### Work required
Return the full material exactly.

··· Dataset content ···

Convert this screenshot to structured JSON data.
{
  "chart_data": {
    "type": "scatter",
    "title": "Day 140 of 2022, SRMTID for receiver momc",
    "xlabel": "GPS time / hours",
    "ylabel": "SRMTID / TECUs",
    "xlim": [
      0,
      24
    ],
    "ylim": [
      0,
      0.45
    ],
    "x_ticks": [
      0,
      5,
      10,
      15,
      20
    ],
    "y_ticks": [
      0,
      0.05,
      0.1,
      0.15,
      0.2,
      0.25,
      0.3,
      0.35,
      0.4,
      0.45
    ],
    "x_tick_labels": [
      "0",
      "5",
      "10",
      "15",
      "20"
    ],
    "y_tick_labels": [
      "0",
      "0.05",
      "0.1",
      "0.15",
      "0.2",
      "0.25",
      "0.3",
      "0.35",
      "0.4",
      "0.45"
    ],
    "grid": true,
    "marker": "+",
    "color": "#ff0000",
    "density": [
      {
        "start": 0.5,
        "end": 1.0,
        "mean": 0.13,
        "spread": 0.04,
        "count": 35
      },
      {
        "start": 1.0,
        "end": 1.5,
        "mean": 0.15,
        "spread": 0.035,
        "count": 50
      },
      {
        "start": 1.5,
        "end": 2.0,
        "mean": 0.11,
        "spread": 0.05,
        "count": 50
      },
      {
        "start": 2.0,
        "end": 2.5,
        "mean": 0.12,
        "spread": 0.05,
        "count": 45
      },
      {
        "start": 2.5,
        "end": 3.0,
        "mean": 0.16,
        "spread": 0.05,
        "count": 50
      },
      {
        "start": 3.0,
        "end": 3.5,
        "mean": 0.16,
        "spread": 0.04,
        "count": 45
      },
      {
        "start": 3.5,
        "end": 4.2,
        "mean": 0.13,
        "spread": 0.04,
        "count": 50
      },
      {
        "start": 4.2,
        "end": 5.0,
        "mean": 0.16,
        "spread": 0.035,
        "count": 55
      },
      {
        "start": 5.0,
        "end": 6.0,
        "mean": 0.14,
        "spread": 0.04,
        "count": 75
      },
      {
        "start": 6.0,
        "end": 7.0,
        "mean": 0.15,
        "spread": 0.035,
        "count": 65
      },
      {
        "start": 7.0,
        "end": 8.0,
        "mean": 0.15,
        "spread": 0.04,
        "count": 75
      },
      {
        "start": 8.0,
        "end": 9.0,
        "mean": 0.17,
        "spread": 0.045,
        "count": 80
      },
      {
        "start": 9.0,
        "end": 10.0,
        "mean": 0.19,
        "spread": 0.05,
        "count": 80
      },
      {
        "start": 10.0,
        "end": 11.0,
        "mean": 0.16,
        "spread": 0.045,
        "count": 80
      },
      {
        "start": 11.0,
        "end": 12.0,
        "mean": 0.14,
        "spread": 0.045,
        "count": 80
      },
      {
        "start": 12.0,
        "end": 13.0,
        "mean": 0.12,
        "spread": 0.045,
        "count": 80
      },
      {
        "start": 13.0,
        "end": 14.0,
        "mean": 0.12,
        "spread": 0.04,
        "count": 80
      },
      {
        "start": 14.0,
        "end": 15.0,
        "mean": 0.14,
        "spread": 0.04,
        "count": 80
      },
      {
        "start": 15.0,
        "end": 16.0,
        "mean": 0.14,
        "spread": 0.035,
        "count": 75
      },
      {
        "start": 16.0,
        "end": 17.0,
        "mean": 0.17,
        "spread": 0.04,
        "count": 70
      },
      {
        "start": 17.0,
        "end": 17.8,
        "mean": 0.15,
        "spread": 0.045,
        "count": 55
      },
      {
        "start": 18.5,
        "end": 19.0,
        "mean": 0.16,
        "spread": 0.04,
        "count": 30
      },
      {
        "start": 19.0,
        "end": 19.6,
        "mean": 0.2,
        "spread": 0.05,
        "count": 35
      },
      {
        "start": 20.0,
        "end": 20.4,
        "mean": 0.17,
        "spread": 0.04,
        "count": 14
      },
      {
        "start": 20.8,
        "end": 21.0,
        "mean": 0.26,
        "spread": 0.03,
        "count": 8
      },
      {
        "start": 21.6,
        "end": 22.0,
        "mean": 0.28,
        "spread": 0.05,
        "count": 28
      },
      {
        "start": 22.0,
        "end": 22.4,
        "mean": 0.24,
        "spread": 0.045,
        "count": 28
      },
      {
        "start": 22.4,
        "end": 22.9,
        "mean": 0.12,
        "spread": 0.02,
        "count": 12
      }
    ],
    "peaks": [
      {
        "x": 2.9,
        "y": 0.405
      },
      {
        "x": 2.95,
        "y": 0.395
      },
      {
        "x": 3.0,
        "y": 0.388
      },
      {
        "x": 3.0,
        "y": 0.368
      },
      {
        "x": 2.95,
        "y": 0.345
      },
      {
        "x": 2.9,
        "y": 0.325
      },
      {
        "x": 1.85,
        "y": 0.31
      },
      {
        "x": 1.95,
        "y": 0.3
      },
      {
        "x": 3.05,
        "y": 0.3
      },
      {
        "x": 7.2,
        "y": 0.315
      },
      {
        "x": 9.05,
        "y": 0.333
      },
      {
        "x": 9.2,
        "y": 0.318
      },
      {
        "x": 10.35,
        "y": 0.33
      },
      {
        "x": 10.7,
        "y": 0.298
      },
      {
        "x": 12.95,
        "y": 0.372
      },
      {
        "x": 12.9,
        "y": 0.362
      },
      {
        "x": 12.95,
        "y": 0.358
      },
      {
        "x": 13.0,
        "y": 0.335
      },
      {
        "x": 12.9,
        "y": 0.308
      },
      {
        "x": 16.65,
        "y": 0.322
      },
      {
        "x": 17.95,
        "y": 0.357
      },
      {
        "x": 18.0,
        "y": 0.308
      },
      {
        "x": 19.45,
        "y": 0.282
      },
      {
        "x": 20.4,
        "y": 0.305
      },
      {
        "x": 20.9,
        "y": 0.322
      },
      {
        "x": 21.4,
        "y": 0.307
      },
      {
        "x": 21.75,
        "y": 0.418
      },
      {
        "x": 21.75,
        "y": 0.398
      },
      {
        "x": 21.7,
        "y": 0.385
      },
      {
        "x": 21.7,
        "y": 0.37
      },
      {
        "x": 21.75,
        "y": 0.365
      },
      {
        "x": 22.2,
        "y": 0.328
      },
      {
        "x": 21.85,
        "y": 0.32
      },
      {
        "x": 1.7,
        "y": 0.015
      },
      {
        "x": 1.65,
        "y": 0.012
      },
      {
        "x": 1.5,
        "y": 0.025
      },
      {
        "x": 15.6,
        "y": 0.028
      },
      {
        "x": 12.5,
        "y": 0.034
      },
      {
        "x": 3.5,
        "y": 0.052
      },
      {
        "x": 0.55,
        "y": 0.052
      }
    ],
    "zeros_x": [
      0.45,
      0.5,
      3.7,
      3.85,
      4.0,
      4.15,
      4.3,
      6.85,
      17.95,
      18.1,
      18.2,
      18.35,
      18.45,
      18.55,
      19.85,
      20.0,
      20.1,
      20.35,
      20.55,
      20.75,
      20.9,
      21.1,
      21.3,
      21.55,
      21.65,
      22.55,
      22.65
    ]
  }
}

···

### Exercise result
Convert this screenshot to structured JSON data.
{
  "chart_data": {
    "type": "scatter",
    "title": "Day 140 of 2022, SRMTID for receiver momc",
    "xlabel": "GPS time / hours",
    "ylabel": "SRMTID / TECUs",
    "xlim": [
      0,
      24
    ],
    "ylim": [
      0,
      0.45
    ],
    "x_ticks": [
      0,
      5,
      10,
      15,
      20
    ],
    "y_ticks": [
      0,
      0.05,
      0.1,
      0.15,
      0.2,
      0.25,
      0.3,
      0.35,
      0.4,
      0.45
    ],
    "x_tick_labels": [
      "0",
      "5",
      "10",
      "15",
      "20"
    ],
    "y_tick_labels": [
      "0",
      "0.05",
      "0.1",
      "0.15",
      "0.2",
      "0.25",
      "0.3",
      "0.35",
      "0.4",
      "0.45"
    ],
    "grid": true,
    "marker": "+",
    "color": "#ff0000",
    "density": [
      {
        "start": 0.5,
        "end": 1.0,
        "mean": 0.13,
        "spread": 0.04,
        "count": 35
      },
      {
        "start": 1.0,
        "end": 1.5,
        "mean": 0.15,
        "spread": 0.035,
        "count": 50
      },
      {
        "start": 1.5,
        "end": 2.0,
        "mean": 0.11,
        "spread": 0.05,
        "count": 50
      },
      {
        "start": 2.0,
        "end": 2.5,
        "mean": 0.12,
        "spread": 0.05,
        "count": 45
      },
      {
        "start": 2.5,
        "end": 3.0,
        "mean": 0.16,
        "spread": 0.05,
        "count": 50
      },
      {
        "start": 3.0,
        "end": 3.5,
        "mean": 0.16,
        "spread": 0.04,
        "count": 45
      },
      {
        "start": 3.5,
        "end": 4.2,
        "mean": 0.13,
        "spread": 0.04,
        "count": 50
      },
      {
        "start": 4.2,
        "end": 5.0,
        "mean": 0.16,
        "spread": 0.035,
        "count": 55
      },
      {
        "start": 5.0,
        "end": 6.0,
        "mean": 0.14,
        "spread": 0.04,
        "count": 75
      },
      {
        "start": 6.0,
        "end": 7.0,
        "mean": 0.15,
        "spread": 0.035,
        "count": 65
      },
      {
        "start": 7.0,
        "end": 8.0,
        "mean": 0.15,
        "spread": 0.04,
        "count": 75
      },
      {
        "start": 8.0,
        "end": 9.0,
        "mean": 0.17,
        "spread": 0.045,
        "count": 80
      },
      {
        "start": 9.0,
        "end": 10.0,
        "mean": 0.19,
        "spread": 0.05,
        "count": 80
      },
      {
        "start": 10.0,
        "end": 11.0,
        "mean": 0.16,
        "spread": 0.045,
        "count": 80
      },
      {
        "start": 11.0,
        "end": 12.0,
        "mean": 0.14,
        "spread": 0.045,
        "count": 80
      },
      {
        "start": 12.0,
        "end": 13.0,
        "mean": 0.12,
        "spread": 0.045,
        "count": 80
      },
      {
        "start": 13.0,
        "end": 14.0,
        "mean": 0.12,
        "spread": 0.04,
        "count": 80
      },
      {
        "start": 14.0,
        "end": 15.0,
        "mean": 0.14,
        "spread": 0.04,
        "count": 80
      },
      {
        "start": 15.0,
        "end": 16.0,
        "mean": 0.14,
        "spread": 0.035,
        "count": 75
      },
      {
        "start": 16.0,
        "end": 17.0,
        "mean": 0.17,
        "spread": 0.04,
        "count": 70
      },
      {
        "start": 17.0,
        "end": 17.8,
        "mean": 0.15,
        "spread": 0.045,
        "count": 55
      },
      {
        "start": 18.5,
        "end": 19.0,
        "mean": 0.16,
        "spread": 0.04,
        "count": 30
      },
      {
        "start": 19.0,
        "end": 19.6,
        "mean": 0.2,
        "spread": 0.05,
        "count": 35
      },
      {
        "start": 20.0,
        "end": 20.4,
        "mean": 0.17,
        "spread": 0.04,
        "count": 14
      },
      {
        "start": 20.8,
        "end": 21.0,
        "mean": 0.26,
        "spread": 0.03,
        "count": 8
      },
      {
        "start": 21.6,
        "end": 22.0,
        "mean": 0.28,
        "spread": 0.05,
        "count": 28
      },
      {
        "start": 22.0,
        "end": 22.4,
        "mean": 0.24,
        "spread": 0.045,
        "count": 28
      },
      {
        "start": 22.4,
        "end": 22.9,
        "mean": 0.12,
        "spread": 0.02,
        "count": 12
      }
    ],
    "peaks": [
      {
        "x": 2.9,
        "y": 0.405
      },
      {
        "x": 2.95,
        "y": 0.395
      },
      {
        "x": 3.0,
        "y": 0.388
      },
      {
        "x": 3.0,
        "y": 0.368
      },
      {
        "x": 2.95,
        "y": 0.345
      },
      {
        "x": 2.9,
        "y": 0.325
      },
      {
        "x": 1.85,
        "y": 0.31
      },
      {
        "x": 1.95,
        "y": 0.3
      },
      {
        "x": 3.05,
        "y": 0.3
      },
      {
        "x": 7.2,
        "y": 0.315
      },
      {
        "x": 9.05,
        "y": 0.333
      },
      {
        "x": 9.2,
        "y": 0.318
      },
      {
        "x": 10.35,
        "y": 0.33
      },
      {
        "x": 10.7,
        "y": 0.298
      },
      {
        "x": 12.95,
        "y": 0.372
      },
      {
        "x": 12.9,
        "y": 0.362
      },
      {
        "x": 12.95,
        "y": 0.358
      },
      {
        "x": 13.0,
        "y": 0.335
      },
      {
        "x": 12.9,
        "y": 0.308
      },
      {
        "x": 16.65,
        "y": 0.322
      },
      {
        "x": 17.95,
        "y": 0.357
      },
      {
        "x": 18.0,
        "y": 0.308
      },
      {
        "x": 19.45,
        "y": 0.282
      },
      {
        "x": 20.4,
        "y": 0.305
      },
      {
        "x": 20.9,
        "y": 0.322
      },
      {
        "x": 21.4,
        "y": 0.307
      },
      {
        "x": 21.75,
        "y": 0.418
      },
      {
        "x": 21.75,
        "y": 0.398
      },
      {
        "x": 21.7,
        "y": 0.385
      },
      {
        "x": 21.7,
        "y": 0.37
      },
      {
        "x": 21.75,
        "y": 0.365
      },
      {
        "x": 22.2,
        "y": 0.328
      },
      {
        "x": 21.85,
        "y": 0.32
      },
      {
        "x": 1.7,
        "y": 0.015
      },
      {
        "x": 1.65,
        "y": 0.012
      },
      {
        "x": 1.5,
        "y": 0.025
      },
      {
        "x": 15.6,
        "y": 0.028
      },
      {
        "x": 12.5,
        "y": 0.034
      },
      {
        "x": 3.5,
        "y": 0.052
      },
      {
        "x": 0.55,
        "y": 0.052
      }
    ],
    "zeros_x": [
      0.45,
      0.5,
      3.7,
      3.85,
      4.0,
      4.15,
      4.3,
      6.85,
      17.95,
      18.1,
      18.2,
      18.35,
      18.45,
      18.55,
      19.85,
      20.0,
      20.1,
      20.35,
      20.55,
      20.75,
      20.9,
      21.1,
      21.3,
      21.55,
      21.65,
      22.55,
      22.65
    ]
  }
}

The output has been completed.